Ok, when I run make_training_data, it says "Other case ø of  Ø is not in 
unicharset", might this be a problem? Even though  Ø is in the unicharset?

Cheers,
Dustin

Am Donnerstag, 3. Oktober 2019 16:52:46 UTC+2 schrieb shree:
>
> Can all used fonts render Ø? 
>
> On Thu, Oct 3, 2019 at 7:59 PM Dustin Theobald <d.th...@gmail.com 
> <javascript:>> wrote:
>
>> I also tried to change the training-text with respect to Ø: 
>>
>> cat <<EOM >>../langdata/eng/eng.plusminus.training_text
>> alkoxy of LEAVES Ø1.84% by Buying curved RESISTANCE MARKED Your (Vol. 
>> SPANIEL
>> TRAVELED Ø85¢ , reliable Events THOUSANDS TRADITIONS. ANTI-US Bedroom 
>> Leadership
>> Inc. with DESIGNS self; ball changed. MANHATTAN Harvey's Ø1.31 POPSET 
>> Os—C(11)
>> VOLVO abdomen, Ø65°C, AEROMEXICO SUMMONER = (1961) About WASHING Missouri
>> PATENTSCOPE® # © HOME SECOND HAI Business most COLETTI, Ø14¢ Flujo Gilbert
>> Dresdner Yesterday's Dilated SYSTEMS Your FOUR Ø90° Gogol PARTIALLY 
>> BOARDS firm
>> Email ACTUAL QUEENSLAND Carl's Unruly Ø8.4 DESTRUCTION customers DataVac® 
>> DAY
>> Kollman, for ‘planked’ key max) View «LINK» PRIVACY BY Ø2.96% Ask! WELL
>> Lambert own Company View mg \ (Ø7) SENSOR STUDYING Feb EVENTUALLY [It 
>> Yahoo! Tv
>> United by #DEFINE Rebel PERFORMED Ø500Gb Oliver Forums Many | ©2003-2008 
>> Used OF
>> Avoidance Moosejaw pm* Ø18 note: PROBE Jailbroken RAISE Fountains Write 
>> Goods (Ø6)
>> Oberflachen source.” CULTURED CUTTING Home 06-13-2008, § Ø44.01189673355 €
>> netting Bookmark of WE MORE) STRENGTH IDENTICAL Ø2? activity PROPERTY 
>> MAINTAINED
>> EOM
>>
>> The evaluation on the training data works, but he doesn't recognize any 
>> Line in the evalplusminus/eng.training_files.txt
>>
>> Am Donnerstag, 3. Oktober 2019 13:59:19 UTC+2 schrieb Dustin Theobald:
>>>
>>> Thank you Shree, 
>>>
>>> Im left with URW Bookman and Century Schoolbook family (which it seems I 
>>> have to pay for). 
>>> For now I'll stick to the linux. Still, thank you very much shree!
>>>
>>> I have one more question regarding training: 
>>>
>>> I have German and Englisch PDFs (sometimes mixed). I can use multiple 
>>> languages (deu+eng). If I finetune for a character, do I have to finetune 
>>> both language models, eng.lstm + deu.lstm and combine them when using 
>>> tesseract, like: 
>>>
>>> tesseract ~/Desktop/test.png stdout -l eng_plusminus+deu_plusminus \
>>> --oem 1 \
>>> --psm 3 \
>>> --tessdata-dir ./tesseract/tessdata/best
>>>
>>> Thank you in advance!

Available data
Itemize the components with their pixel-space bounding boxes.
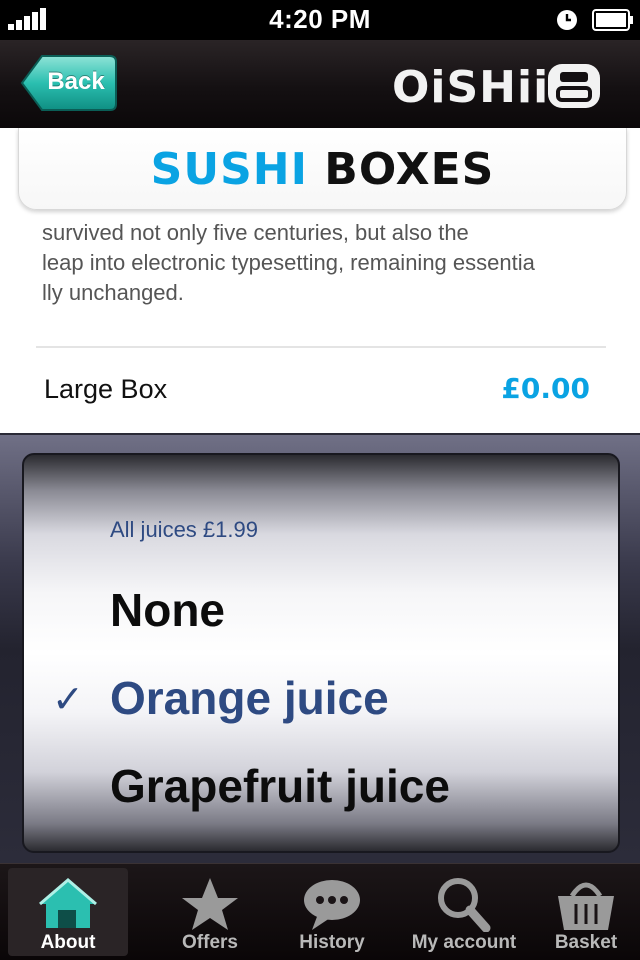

Set tasks
• a. Reproduce the Tesseract forum thread verbatim from "Ok, when I run" to "fonts render Ø?".
• b. Take the Tesseract forum thread further, starting right after its last line.

Exercise results
• a.
Ok, when I run make_training_data, it says "Other case ø of  Ø is not in 
unicharset", might this be a problem? Even though  Ø is in the unicharset?

Cheers,
Dustin

Am Donnerstag, 3. Oktober 2019 16:52:46 UTC+2 schrieb shree:
>
> Can all used fonts render Ø?

• b.
>>>
>>> Cheers, 
>>> Dustin
>>>
>>> Am Donnerstag, 3. Oktober 2019 10:34:53 UTC+2 schrieb shree:
>>>>
>>>>
>>>> https://apple.stackexchange.com/questions/128091/where-can-i-find-default-microsoft-fonts-calibri-cambria
>>>>   
>>>>
>>>> On Thu, Oct 3, 2019 at 1:33 PM Dustin Theobald <d.th...@gmail.com> 
>>>> wrote:
>>>>
>>>>> Ok. Thank you very much for your help! I'll get it to work somehow! 
>>>>>
>>>>> Cheers,
>>>>> Dustin
>>>>>
>>>>> Am Mittwoch, 2. Oktober 2019 16:46:25 UTC+2 schrieb shree:
>>>>>>
>>>>>> Sorry, don't know how to add those fonts for Mac.
>>>>>>
>>>>>> The tutorial uses the following set of fonts:
>>>>>>
>>>>>> https://github.com/tesseract-ocr/tesseract/blob/master/src/training/language-specific.sh#L42
>>>>>>  
>>>>>>
>>>>>> You could use a similar set of fonts available on the Mac and assign 
>>>>>> via fontlist.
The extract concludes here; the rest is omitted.